(Data excerpts)
------------------------------------------------

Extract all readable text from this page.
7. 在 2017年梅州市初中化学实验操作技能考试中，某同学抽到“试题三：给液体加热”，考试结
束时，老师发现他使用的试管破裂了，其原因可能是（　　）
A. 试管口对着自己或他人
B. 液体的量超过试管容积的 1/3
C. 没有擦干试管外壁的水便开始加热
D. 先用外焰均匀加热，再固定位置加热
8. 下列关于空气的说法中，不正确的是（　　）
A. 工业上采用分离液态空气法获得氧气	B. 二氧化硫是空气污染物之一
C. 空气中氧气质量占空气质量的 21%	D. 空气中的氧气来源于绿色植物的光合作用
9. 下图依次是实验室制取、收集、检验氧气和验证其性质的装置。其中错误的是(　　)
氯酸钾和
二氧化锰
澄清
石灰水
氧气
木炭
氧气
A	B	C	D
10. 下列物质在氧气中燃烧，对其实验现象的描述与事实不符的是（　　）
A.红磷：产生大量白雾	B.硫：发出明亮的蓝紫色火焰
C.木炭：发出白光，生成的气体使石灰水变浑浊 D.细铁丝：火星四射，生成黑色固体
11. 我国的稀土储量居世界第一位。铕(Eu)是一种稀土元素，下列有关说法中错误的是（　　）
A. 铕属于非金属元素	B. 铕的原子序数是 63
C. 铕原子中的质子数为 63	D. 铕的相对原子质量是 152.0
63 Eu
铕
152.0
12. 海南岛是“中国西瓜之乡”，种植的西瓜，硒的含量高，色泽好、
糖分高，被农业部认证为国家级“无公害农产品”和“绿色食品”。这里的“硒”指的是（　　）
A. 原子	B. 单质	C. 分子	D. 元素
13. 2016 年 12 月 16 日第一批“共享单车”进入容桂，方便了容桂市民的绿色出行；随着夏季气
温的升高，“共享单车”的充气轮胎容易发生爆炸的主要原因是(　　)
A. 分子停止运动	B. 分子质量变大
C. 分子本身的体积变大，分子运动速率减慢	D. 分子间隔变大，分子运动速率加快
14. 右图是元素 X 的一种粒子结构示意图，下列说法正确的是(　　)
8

------------------------------------------------

• TASK:
Return every record, word for word.

• EXERCISE ANSWER:
Extract all readable text from this page.
7. 在 2017年梅州市初中化学实验操作技能考试中，某同学抽到“试题三：给液体加热”，考试结
束时，老师发现他使用的试管破裂了，其原因可能是（　　）
A. 试管口对着自己或他人
B. 液体的量超过试管容积的 1/3
C. 没有擦干试管外壁的水便开始加热
D. 先用外焰均匀加热，再固定位置加热
8. 下列关于空气的说法中，不正确的是（　　）
A. 工业上采用分离液态空气法获得氧气	B. 二氧化硫是空气污染物之一
C. 空气中氧气质量占空气质量的 21%	D. 空气中的氧气来源于绿色植物的光合作用
9. 下图依次是实验室制取、收集、检验氧气和验证其性质的装置。其中错误的是(　　)
氯酸钾和
二氧化锰
澄清
石灰水
氧气
木炭
氧气
A	B	C	D
10. 下列物质在氧气中燃烧，对其实验现象的描述与事实不符的是（　　）
A.红磷：产生大量白雾	B.硫：发出明亮的蓝紫色火焰
C.木炭：发出白光，生成的气体使石灰水变浑浊 D.细铁丝：火星四射，生成黑色固体
11. 我国的稀土储量居世界第一位。铕(Eu)是一种稀土元素，下列有关说法中错误的是（　　）
A. 铕属于非金属元素	B. 铕的原子序数是 63
C. 铕原子中的质子数为 63	D. 铕的相对原子质量是 152.0
63 Eu
铕
152.0
12. 海南岛是“中国西瓜之乡”，种植的西瓜，硒的含量高，色泽好、
糖分高，被农业部认证为国家级“无公害农产品”和“绿色食品”。这里的“硒”指的是（　　）
A. 原子	B. 单质	C. 分子	D. 元素
13. 2016 年 12 月 16 日第一批“共享单车”进入容桂，方便了容桂市民的绿色出行；随着夏季气
温的升高，“共享单车”的充气轮胎容易发生爆炸的主要原因是(　　)
A. 分子停止运动	B. 分子质量变大
C. 分子本身的体积变大，分子运动速率减慢	D. 分子间隔变大，分子运动速率加快
14. 右图是元素 X 的一种粒子结构示意图，下列说法正确的是(　　)
8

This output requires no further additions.